* _Layout dataset entries_
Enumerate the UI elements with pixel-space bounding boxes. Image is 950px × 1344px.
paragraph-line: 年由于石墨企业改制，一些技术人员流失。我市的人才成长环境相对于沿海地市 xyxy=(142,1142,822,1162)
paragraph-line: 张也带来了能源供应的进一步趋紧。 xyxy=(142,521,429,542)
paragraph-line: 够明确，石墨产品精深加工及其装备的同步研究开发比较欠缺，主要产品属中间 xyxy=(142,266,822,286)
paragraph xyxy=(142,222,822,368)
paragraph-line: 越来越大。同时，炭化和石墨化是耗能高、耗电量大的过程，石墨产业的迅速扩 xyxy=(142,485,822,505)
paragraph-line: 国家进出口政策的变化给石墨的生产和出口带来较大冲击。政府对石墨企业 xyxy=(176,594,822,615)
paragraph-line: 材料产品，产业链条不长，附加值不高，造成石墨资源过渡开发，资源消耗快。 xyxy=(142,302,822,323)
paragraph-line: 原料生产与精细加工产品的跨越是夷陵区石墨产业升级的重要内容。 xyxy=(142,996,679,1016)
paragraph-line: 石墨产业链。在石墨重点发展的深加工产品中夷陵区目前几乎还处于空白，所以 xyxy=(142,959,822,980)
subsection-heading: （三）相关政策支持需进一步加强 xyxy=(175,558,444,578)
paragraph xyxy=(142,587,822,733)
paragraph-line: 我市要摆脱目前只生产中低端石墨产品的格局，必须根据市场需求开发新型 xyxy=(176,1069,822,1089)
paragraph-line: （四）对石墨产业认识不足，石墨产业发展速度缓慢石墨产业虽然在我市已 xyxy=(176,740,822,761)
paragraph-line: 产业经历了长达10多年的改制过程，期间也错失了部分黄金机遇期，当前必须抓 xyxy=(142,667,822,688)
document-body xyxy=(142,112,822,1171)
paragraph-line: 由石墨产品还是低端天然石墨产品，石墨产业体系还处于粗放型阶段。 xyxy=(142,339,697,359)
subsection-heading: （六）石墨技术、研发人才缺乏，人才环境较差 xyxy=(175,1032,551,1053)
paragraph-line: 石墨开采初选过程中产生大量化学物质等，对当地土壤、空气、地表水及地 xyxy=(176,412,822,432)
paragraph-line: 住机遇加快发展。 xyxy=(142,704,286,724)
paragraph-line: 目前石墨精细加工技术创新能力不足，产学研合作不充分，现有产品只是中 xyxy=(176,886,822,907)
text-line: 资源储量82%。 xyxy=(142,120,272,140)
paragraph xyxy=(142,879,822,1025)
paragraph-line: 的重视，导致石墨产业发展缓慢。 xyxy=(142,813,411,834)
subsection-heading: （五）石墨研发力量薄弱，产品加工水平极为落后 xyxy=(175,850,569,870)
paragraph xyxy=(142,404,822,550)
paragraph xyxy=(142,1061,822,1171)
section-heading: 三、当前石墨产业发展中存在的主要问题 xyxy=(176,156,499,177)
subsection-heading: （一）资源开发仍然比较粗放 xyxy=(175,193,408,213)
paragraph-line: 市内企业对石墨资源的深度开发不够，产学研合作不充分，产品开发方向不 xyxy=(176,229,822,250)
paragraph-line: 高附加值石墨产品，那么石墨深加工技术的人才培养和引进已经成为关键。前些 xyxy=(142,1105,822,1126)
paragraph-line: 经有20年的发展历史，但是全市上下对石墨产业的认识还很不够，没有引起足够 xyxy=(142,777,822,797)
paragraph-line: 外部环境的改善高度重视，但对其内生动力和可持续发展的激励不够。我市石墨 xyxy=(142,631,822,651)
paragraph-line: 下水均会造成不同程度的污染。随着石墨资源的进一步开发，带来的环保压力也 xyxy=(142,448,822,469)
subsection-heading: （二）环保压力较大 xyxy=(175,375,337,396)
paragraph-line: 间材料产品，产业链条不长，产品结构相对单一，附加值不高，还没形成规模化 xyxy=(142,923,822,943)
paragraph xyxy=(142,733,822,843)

* _Your goal_
Return every line of the listing unchanged, from the first line through the line that contains "paragraph-line: 张也带来了能源供应的进一步趋紧。 xyxy=(142,521,429,542)", including both of those lines.

* _Answer below_
Enumerate the UI elements with pixel-space bounding boxes. Image is 950px × 1344px.
paragraph-line: 年由于石墨企业改制，一些技术人员流失。我市的人才成长环境相对于沿海地市 xyxy=(142,1142,822,1162)
paragraph-line: 张也带来了能源供应的进一步趋紧。 xyxy=(142,521,429,542)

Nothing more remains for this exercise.